_Provided information_:

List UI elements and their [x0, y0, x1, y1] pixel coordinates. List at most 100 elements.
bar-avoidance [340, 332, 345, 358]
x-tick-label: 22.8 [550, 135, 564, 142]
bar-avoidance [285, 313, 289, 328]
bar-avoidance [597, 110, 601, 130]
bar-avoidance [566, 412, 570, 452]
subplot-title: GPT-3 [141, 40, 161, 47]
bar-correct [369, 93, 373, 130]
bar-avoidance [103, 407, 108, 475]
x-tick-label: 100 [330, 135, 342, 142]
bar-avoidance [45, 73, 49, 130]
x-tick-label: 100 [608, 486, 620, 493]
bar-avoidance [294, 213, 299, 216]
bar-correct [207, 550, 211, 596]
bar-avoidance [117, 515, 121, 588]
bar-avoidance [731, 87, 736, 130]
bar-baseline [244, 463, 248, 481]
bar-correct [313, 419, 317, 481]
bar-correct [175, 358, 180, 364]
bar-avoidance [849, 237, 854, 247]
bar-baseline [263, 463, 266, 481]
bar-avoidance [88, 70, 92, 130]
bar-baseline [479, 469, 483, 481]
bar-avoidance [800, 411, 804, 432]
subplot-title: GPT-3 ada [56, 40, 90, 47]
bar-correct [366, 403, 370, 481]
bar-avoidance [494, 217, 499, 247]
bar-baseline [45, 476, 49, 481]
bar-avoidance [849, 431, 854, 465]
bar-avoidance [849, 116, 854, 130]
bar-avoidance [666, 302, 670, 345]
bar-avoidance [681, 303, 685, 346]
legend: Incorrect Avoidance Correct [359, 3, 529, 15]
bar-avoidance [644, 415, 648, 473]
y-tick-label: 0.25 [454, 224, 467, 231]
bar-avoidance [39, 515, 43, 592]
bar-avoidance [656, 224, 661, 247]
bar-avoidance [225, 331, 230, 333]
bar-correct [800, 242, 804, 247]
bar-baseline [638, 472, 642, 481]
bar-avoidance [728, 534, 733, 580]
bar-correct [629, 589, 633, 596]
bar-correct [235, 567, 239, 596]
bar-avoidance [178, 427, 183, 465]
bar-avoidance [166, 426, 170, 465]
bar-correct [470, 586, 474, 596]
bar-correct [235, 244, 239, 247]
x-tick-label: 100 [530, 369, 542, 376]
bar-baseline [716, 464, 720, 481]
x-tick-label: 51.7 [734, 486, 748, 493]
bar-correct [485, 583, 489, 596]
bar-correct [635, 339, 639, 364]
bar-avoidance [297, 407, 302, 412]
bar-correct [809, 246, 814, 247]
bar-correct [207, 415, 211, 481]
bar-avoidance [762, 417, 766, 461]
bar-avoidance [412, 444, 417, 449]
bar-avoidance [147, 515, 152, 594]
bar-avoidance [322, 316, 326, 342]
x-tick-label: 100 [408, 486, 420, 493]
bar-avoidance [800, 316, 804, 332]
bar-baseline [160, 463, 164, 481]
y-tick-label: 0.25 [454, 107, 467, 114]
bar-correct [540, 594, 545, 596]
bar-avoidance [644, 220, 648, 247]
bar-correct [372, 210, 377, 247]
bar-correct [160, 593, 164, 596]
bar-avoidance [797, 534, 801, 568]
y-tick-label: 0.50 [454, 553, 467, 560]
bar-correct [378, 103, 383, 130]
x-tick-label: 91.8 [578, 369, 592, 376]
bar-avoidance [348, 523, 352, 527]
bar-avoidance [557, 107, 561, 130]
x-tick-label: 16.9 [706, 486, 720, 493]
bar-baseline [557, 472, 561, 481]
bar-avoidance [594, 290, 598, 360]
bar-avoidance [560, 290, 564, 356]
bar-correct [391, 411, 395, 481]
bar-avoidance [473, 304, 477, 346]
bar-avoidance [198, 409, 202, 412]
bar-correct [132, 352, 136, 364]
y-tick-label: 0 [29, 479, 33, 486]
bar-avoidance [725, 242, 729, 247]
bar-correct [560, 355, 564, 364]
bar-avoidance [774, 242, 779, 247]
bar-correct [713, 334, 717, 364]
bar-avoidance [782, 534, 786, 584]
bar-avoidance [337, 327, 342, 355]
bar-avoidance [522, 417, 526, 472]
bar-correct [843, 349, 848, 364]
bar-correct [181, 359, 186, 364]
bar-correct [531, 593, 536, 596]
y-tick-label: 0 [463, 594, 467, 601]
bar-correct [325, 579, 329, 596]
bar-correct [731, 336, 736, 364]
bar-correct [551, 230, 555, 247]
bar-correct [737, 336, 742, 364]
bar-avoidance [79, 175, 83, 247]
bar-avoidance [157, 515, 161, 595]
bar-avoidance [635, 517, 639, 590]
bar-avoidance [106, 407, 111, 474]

==

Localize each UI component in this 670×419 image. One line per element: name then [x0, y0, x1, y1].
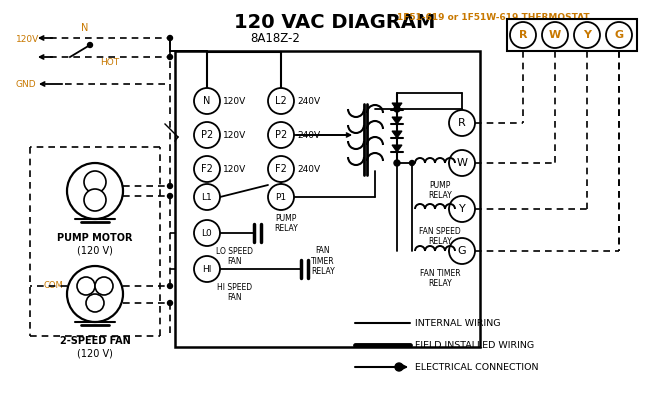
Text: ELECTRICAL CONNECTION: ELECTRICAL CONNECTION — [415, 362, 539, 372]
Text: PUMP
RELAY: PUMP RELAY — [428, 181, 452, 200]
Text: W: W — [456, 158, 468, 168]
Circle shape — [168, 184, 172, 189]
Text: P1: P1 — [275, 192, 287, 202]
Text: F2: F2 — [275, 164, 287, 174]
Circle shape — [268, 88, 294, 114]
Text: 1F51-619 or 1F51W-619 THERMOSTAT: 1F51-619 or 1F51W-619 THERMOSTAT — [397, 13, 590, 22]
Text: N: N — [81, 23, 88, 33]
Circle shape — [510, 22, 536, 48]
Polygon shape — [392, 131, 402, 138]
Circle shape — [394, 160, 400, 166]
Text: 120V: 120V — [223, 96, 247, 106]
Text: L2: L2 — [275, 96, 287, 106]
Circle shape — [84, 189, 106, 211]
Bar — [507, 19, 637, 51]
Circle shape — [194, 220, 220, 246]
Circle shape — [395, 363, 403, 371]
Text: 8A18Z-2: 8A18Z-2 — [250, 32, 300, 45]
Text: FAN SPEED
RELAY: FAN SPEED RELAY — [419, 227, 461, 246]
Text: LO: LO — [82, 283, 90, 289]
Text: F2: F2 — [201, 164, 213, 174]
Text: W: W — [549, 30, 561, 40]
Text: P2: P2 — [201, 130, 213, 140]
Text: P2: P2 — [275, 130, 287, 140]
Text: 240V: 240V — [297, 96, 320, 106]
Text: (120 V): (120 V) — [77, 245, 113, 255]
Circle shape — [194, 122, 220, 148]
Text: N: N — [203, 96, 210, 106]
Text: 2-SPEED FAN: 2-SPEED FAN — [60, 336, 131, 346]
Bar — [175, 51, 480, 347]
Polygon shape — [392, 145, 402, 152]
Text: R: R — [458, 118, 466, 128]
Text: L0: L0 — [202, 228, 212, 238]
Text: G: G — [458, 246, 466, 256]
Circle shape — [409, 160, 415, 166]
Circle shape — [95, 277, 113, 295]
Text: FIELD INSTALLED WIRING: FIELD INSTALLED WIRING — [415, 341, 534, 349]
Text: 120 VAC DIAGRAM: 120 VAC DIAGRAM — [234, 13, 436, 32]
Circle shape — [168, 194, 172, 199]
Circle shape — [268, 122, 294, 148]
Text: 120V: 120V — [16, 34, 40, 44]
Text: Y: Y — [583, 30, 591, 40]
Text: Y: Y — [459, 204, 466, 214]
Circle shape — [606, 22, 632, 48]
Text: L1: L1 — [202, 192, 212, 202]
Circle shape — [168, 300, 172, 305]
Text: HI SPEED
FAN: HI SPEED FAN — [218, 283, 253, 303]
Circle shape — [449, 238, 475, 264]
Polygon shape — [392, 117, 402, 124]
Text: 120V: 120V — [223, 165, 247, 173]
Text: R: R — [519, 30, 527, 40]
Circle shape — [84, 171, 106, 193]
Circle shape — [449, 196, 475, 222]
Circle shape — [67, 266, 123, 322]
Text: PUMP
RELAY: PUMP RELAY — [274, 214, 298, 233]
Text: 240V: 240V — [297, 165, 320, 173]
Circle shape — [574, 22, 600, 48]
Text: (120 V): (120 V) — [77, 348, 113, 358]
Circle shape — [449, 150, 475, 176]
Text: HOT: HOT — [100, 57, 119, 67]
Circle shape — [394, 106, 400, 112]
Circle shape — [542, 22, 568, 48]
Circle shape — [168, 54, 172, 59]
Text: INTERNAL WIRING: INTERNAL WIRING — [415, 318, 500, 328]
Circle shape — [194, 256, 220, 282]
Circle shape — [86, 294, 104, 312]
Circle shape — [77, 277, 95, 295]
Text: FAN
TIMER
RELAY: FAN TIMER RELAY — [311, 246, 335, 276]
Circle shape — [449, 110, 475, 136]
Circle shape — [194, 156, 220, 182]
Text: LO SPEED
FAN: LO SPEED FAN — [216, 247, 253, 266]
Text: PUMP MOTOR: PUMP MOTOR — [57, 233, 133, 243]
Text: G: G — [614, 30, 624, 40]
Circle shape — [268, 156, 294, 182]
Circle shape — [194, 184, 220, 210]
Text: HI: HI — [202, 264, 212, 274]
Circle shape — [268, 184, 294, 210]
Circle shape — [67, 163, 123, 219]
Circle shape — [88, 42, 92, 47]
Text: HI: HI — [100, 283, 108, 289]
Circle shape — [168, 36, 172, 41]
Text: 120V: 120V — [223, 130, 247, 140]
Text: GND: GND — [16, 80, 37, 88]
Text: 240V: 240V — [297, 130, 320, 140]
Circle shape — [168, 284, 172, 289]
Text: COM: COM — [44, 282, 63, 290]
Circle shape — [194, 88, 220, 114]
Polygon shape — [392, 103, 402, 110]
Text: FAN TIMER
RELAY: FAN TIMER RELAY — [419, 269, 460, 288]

_Exercise details_:
How many of the lines above contain the string "TIMER"? Reply with the number alone.

_Right answer_:
4